# [Work instructions]
Repeat the whole listing below, word for word.
▬▬▬▬▬▬
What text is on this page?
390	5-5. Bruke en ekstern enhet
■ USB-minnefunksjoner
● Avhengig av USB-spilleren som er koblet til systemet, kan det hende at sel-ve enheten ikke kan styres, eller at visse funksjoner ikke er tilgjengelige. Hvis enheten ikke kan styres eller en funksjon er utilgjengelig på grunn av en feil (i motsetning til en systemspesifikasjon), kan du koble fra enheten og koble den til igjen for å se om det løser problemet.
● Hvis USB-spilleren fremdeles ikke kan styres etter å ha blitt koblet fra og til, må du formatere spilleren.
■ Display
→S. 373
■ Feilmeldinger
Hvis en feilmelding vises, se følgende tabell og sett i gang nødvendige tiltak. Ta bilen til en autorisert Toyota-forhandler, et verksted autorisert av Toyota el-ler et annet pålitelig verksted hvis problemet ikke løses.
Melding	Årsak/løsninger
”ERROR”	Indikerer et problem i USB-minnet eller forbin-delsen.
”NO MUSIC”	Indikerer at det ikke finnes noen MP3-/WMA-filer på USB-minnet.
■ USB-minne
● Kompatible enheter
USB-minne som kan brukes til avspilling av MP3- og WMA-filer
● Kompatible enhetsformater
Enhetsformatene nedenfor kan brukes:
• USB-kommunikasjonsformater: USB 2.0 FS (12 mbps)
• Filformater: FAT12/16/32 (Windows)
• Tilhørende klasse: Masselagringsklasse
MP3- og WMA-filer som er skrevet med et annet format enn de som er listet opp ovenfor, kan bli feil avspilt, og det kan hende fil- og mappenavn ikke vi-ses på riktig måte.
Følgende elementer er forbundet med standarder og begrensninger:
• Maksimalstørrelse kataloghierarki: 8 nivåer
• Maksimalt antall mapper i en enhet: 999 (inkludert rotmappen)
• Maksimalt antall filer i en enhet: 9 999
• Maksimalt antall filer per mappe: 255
▬▬▬▬▬▬
# [Problem solution]
What text is on this page?
390	5-5. Bruke en ekstern enhet
■ USB-minnefunksjoner
● Avhengig av USB-spilleren som er koblet til systemet, kan det hende at sel-ve enheten ikke kan styres, eller at visse funksjoner ikke er tilgjengelige. Hvis enheten ikke kan styres eller en funksjon er utilgjengelig på grunn av en feil (i motsetning til en systemspesifikasjon), kan du koble fra enheten og koble den til igjen for å se om det løser problemet.
● Hvis USB-spilleren fremdeles ikke kan styres etter å ha blitt koblet fra og til, må du formatere spilleren.
■ Display
→S. 373
■ Feilmeldinger
Hvis en feilmelding vises, se følgende tabell og sett i gang nødvendige tiltak. Ta bilen til en autorisert Toyota-forhandler, et verksted autorisert av Toyota el-ler et annet pålitelig verksted hvis problemet ikke løses.
Melding	Årsak/løsninger
”ERROR”	Indikerer et problem i USB-minnet eller forbin-delsen.
”NO MUSIC”	Indikerer at det ikke finnes noen MP3-/WMA-filer på USB-minnet.
■ USB-minne
● Kompatible enheter
USB-minne som kan brukes til avspilling av MP3- og WMA-filer
● Kompatible enhetsformater
Enhetsformatene nedenfor kan brukes:
• USB-kommunikasjonsformater: USB 2.0 FS (12 mbps)
• Filformater: FAT12/16/32 (Windows)
• Tilhørende klasse: Masselagringsklasse
MP3- og WMA-filer som er skrevet med et annet format enn de som er listet opp ovenfor, kan bli feil avspilt, og det kan hende fil- og mappenavn ikke vi-ses på riktig måte.
Følgende elementer er forbundet med standarder og begrensninger:
• Maksimalstørrelse kataloghierarki: 8 nivåer
• Maksimalt antall mapper i en enhet: 999 (inkludert rotmappen)
• Maksimalt antall filer i en enhet: 9 999
• Maksimalt antall filer per mappe: 255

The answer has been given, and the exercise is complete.